INSTRUCTIONS FOR THE TASK – Please report every line from the material that contains the word "Output".

MATERIAL –
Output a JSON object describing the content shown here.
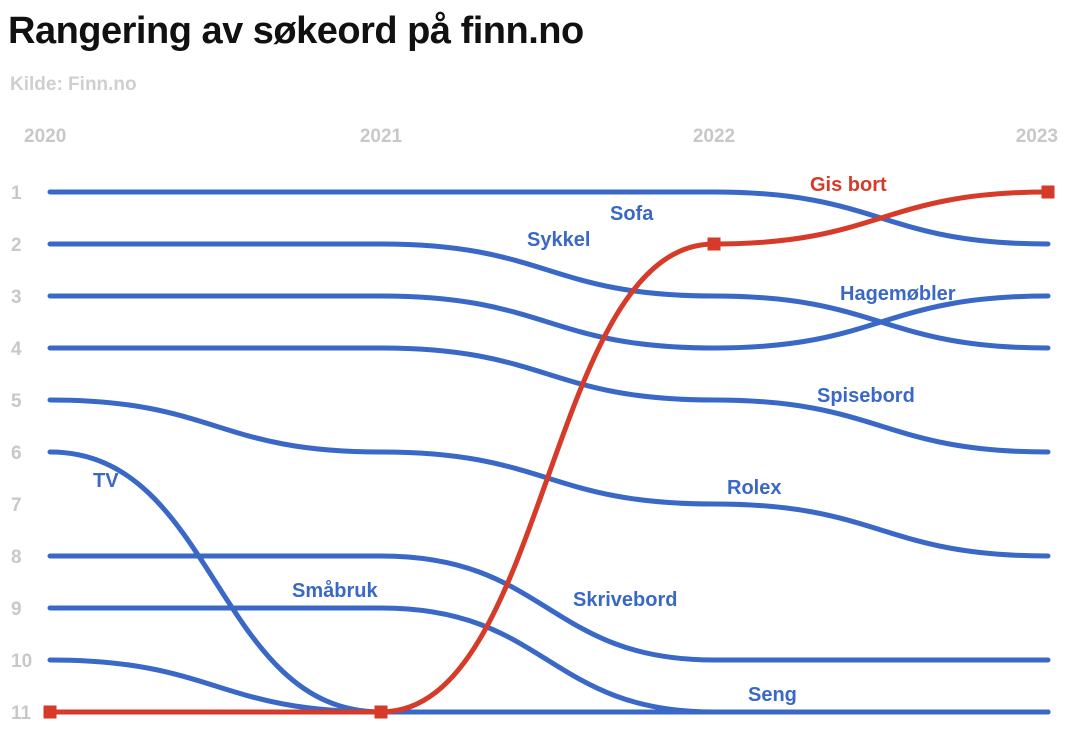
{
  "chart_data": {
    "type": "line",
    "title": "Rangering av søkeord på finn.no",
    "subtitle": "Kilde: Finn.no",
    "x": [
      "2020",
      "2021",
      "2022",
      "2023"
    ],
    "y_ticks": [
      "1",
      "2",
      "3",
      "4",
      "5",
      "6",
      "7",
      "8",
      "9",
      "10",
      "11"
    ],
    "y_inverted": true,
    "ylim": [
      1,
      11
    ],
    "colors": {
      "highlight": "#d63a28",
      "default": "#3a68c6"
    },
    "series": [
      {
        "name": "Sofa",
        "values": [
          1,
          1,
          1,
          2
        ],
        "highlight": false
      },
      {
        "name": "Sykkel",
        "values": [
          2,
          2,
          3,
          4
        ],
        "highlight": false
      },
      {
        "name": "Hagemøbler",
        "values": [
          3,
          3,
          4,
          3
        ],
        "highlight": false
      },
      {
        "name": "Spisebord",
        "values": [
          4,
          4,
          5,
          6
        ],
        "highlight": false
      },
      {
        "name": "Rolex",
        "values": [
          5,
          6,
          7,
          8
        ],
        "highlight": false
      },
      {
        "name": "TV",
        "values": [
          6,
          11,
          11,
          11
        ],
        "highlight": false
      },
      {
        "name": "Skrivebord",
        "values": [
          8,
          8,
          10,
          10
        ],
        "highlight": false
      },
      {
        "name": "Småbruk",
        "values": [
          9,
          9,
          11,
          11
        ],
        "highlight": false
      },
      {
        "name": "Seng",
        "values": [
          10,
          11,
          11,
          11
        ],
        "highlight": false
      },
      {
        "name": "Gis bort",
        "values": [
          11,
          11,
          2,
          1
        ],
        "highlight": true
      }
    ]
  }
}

...

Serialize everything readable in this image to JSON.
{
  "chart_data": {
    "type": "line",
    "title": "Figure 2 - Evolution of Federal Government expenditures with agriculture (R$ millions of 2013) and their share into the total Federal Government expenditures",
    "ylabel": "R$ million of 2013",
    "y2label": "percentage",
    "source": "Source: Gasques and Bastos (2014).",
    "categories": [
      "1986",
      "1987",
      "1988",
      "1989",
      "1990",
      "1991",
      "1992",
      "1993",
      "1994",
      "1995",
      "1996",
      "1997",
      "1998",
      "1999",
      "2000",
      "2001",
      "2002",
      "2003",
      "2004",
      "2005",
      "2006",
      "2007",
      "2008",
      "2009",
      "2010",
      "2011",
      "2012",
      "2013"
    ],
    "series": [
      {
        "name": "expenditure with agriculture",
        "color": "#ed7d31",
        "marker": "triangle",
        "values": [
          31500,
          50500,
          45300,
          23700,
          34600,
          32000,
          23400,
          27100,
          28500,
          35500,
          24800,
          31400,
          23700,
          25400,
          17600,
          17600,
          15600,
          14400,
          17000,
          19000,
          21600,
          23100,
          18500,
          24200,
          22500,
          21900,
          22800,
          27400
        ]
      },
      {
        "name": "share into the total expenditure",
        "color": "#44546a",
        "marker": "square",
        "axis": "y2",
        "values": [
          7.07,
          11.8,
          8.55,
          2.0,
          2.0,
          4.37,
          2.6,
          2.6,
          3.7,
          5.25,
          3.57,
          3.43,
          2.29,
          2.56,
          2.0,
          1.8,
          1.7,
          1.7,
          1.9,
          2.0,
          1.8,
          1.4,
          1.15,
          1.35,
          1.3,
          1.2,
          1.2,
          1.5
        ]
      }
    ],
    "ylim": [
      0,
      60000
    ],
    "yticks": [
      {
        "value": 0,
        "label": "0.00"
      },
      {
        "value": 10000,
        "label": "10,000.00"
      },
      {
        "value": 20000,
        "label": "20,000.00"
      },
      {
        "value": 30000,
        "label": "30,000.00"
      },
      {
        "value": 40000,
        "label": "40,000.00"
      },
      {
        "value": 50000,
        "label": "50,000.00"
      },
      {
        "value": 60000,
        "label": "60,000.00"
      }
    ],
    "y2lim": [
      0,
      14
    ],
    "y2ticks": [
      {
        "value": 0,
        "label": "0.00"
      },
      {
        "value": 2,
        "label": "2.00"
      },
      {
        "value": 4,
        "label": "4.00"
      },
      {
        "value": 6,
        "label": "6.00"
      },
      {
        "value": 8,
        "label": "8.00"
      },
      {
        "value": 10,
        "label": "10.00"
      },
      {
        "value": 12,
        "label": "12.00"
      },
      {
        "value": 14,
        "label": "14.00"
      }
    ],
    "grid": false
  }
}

* * *

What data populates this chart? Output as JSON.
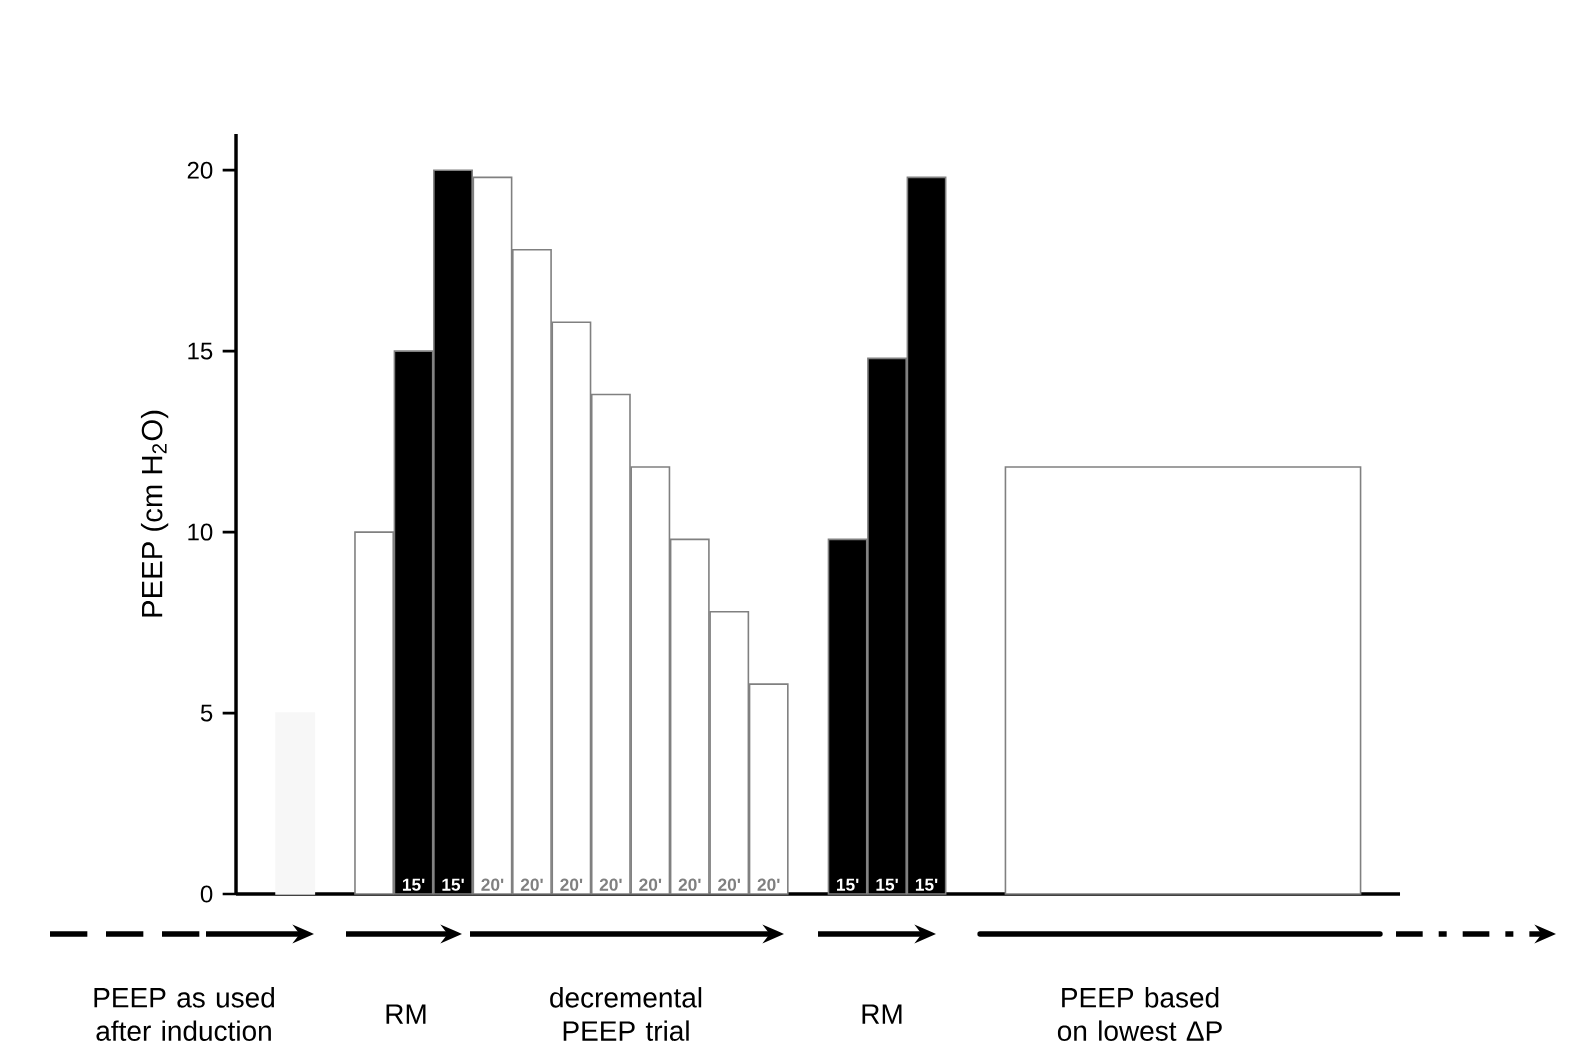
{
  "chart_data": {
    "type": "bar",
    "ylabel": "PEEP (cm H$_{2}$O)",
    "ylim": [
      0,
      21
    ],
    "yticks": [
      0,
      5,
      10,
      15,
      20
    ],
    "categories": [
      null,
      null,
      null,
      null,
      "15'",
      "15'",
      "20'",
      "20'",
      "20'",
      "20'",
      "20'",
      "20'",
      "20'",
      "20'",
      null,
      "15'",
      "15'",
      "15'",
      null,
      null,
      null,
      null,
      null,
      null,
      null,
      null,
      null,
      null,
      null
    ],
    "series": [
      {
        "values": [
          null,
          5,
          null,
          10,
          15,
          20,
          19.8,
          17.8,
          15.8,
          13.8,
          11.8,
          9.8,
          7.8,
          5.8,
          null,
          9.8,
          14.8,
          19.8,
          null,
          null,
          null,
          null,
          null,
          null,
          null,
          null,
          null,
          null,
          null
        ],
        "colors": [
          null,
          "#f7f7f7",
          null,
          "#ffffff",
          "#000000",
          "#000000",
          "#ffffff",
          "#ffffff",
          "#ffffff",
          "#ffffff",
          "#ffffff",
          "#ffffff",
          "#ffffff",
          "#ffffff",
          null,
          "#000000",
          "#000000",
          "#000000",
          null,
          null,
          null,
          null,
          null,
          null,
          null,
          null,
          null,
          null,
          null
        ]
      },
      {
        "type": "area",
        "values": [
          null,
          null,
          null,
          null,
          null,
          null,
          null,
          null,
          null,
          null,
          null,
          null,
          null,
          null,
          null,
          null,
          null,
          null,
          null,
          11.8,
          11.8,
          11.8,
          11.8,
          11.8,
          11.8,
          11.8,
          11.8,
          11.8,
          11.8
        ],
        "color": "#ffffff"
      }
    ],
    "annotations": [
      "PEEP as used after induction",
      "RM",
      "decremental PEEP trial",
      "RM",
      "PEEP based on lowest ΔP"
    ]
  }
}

EXPECTED ANSWER –
Output a JSON object describing the content shown here.
What data populates this chart? Output as JSON.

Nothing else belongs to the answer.